All records below must be retyped exactly.

[RECORDS SUPPLIED]
- - - -
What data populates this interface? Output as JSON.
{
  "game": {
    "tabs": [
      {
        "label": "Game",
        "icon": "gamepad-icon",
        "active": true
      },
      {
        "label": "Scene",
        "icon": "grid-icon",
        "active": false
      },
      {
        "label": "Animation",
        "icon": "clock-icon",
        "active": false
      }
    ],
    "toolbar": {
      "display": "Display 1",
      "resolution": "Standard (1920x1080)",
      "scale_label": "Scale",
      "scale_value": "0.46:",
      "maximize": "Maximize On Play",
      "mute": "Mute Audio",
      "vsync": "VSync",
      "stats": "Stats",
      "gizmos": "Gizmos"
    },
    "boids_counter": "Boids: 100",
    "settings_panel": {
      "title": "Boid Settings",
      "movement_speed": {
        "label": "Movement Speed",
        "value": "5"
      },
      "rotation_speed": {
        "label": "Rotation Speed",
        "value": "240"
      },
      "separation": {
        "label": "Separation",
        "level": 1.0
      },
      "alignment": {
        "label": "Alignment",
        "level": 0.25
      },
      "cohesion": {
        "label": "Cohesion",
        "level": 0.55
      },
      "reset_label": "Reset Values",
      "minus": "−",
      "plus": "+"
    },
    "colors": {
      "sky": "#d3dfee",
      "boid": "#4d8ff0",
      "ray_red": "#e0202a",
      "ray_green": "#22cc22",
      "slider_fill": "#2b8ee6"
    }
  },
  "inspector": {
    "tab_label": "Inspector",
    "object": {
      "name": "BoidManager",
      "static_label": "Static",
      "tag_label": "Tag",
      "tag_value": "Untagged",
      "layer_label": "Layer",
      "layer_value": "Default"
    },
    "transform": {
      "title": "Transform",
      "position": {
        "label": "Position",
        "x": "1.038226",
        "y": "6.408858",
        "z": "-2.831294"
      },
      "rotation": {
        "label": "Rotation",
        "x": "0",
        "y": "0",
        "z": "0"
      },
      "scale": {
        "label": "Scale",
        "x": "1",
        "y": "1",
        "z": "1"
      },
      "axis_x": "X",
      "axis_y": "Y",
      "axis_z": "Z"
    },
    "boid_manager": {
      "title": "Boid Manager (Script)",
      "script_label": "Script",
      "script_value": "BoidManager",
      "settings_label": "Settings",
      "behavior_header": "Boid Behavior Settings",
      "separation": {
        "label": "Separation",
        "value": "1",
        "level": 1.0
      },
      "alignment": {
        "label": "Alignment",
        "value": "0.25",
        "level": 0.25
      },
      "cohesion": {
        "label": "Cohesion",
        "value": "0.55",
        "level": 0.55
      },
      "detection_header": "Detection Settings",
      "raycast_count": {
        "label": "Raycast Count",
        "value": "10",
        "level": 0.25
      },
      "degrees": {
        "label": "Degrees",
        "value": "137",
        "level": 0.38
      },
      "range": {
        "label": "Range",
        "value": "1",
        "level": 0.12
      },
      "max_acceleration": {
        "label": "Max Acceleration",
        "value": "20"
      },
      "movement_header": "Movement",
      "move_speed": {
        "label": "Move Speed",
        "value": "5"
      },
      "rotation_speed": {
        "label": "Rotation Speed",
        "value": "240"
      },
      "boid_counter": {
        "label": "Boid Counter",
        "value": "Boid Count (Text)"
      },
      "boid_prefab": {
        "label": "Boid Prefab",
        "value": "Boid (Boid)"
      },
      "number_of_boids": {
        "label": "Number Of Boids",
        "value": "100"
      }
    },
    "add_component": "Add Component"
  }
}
- - - -
[REPLY TO THE EXERCISE]
What data populates this interface? Output as JSON.
{
  "game": {
    "tabs": [
      {
        "label": "Game",
        "icon": "gamepad-icon",
        "active": true
      },
      {
        "label": "Scene",
        "icon": "grid-icon",
        "active": false
      },
      {
        "label": "Animation",
        "icon": "clock-icon",
        "active": false
      }
    ],
    "toolbar": {
      "display": "Display 1",
      "resolution": "Standard (1920x1080)",
      "scale_label": "Scale",
      "scale_value": "0.46:",
      "maximize": "Maximize On Play",
      "mute": "Mute Audio",
      "vsync": "VSync",
      "stats": "Stats",
      "gizmos": "Gizmos"
    },
    "boids_counter": "Boids: 100",
    "settings_panel": {
      "title": "Boid Settings",
      "movement_speed": {
        "label": "Movement Speed",
        "value": "5"
      },
      "rotation_speed": {
        "label": "Rotation Speed",
        "value": "240"
      },
      "separation": {
        "label": "Separation",
        "level": 1.0
      },
      "alignment": {
        "label": "Alignment",
        "level": 0.25
      },
      "cohesion": {
        "label": "Cohesion",
        "level": 0.55
      },
      "reset_label": "Reset Values",
      "minus": "−",
      "plus": "+"
    },
    "colors": {
      "sky": "#d3dfee",
      "boid": "#4d8ff0",
      "ray_red": "#e0202a",
      "ray_green": "#22cc22",
      "slider_fill": "#2b8ee6"
    }
  },
  "inspector": {
    "tab_label": "Inspector",
    "object": {
      "name": "BoidManager",
      "static_label": "Static",
      "tag_label": "Tag",
      "tag_value": "Untagged",
      "layer_label": "Layer",
      "layer_value": "Default"
    },
    "transform": {
      "title": "Transform",
      "position": {
        "label": "Position",
        "x": "1.038226",
        "y": "6.408858",
        "z": "-2.831294"
      },
      "rotation": {
        "label": "Rotation",
        "x": "0",
        "y": "0",
        "z": "0"
      },
      "scale": {
        "label": "Scale",
        "x": "1",
        "y": "1",
        "z": "1"
      },
      "axis_x": "X",
      "axis_y": "Y",
      "axis_z": "Z"
    },
    "boid_manager": {
      "title": "Boid Manager (Script)",
      "script_label": "Script",
      "script_value": "BoidManager",
      "settings_label": "Settings",
      "behavior_header": "Boid Behavior Settings",
      "separation": {
        "label": "Separation",
        "value": "1",
        "level": 1.0
      },
      "alignment": {
        "label": "Alignment",
        "value": "0.25",
        "level": 0.25
      },
      "cohesion": {
        "label": "Cohesion",
        "value": "0.55",
        "level": 0.55
      },
      "detection_header": "Detection Settings",
      "raycast_count": {
        "label": "Raycast Count",
        "value": "10",
        "level": 0.25
      },
      "degrees": {
        "label": "Degrees",
        "value": "137",
        "level": 0.38
      },
      "range": {
        "label": "Range",
        "value": "1",
        "level": 0.12
      },
      "max_acceleration": {
        "label": "Max Acceleration",
        "value": "20"
      },
      "movement_header": "Movement",
      "move_speed": {
        "label": "Move Speed",
        "value": "5"
      },
      "rotation_speed": {
        "label": "Rotation Speed",
        "value": "240"
      },
      "boid_counter": {
        "label": "Boid Counter",
        "value": "Boid Count (Text)"
      },
      "boid_prefab": {
        "label": "Boid Prefab",
        "value": "Boid (Boid)"
      },
      "number_of_boids": {
        "label": "Number Of Boids",
        "value": "100"
      }
    },
    "add_component": "Add Component"
  }
}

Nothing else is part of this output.